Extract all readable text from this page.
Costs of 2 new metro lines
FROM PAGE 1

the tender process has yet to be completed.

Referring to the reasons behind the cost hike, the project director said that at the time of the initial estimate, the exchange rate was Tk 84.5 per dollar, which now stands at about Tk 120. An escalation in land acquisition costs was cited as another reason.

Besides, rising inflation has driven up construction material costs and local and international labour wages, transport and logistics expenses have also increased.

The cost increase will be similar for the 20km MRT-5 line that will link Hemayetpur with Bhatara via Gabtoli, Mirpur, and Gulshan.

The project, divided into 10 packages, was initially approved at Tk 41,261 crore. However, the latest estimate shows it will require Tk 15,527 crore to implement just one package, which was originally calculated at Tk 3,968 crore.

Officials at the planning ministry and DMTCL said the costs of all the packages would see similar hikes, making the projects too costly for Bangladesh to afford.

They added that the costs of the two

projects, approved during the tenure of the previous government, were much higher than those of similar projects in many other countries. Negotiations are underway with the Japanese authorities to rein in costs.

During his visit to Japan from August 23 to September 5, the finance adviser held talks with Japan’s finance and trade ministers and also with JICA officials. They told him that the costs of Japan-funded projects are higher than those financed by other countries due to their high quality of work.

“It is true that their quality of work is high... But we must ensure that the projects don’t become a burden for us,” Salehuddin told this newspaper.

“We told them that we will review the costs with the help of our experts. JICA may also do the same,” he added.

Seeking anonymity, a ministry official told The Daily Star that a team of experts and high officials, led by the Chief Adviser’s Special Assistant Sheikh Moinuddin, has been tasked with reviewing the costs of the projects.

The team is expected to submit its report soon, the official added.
===============
Take the entries and copy them out exactly.

*Result for this task*:
Extract all readable text from this page.
Costs of 2 new metro lines
FROM PAGE 1

the tender process has yet to be completed.

Referring to the reasons behind the cost hike, the project director said that at the time of the initial estimate, the exchange rate was Tk 84.5 per dollar, which now stands at about Tk 120. An escalation in land acquisition costs was cited as another reason.

Besides, rising inflation has driven up construction material costs and local and international labour wages, transport and logistics expenses have also increased.

The cost increase will be similar for the 20km MRT-5 line that will link Hemayetpur with Bhatara via Gabtoli, Mirpur, and Gulshan.

The project, divided into 10 packages, was initially approved at Tk 41,261 crore. However, the latest estimate shows it will require Tk 15,527 crore to implement just one package, which was originally calculated at Tk 3,968 crore.

Officials at the planning ministry and DMTCL said the costs of all the packages would see similar hikes, making the projects too costly for Bangladesh to afford.

They added that the costs of the two

projects, approved during the tenure of the previous government, were much higher than those of similar projects in many other countries. Negotiations are underway with the Japanese authorities to rein in costs.

During his visit to Japan from August 23 to September 5, the finance adviser held talks with Japan’s finance and trade ministers and also with JICA officials. They told him that the costs of Japan-funded projects are higher than those financed by other countries due to their high quality of work.

“It is true that their quality of work is high... But we must ensure that the projects don’t become a burden for us,” Salehuddin told this newspaper.

“We told them that we will review the costs with the help of our experts. JICA may also do the same,” he added.

Seeking anonymity, a ministry official told The Daily Star that a team of experts and high officials, led by the Chief Adviser’s Special Assistant Sheikh Moinuddin, has been tasked with reviewing the costs of the projects.

The team is expected to submit its report soon, the official added.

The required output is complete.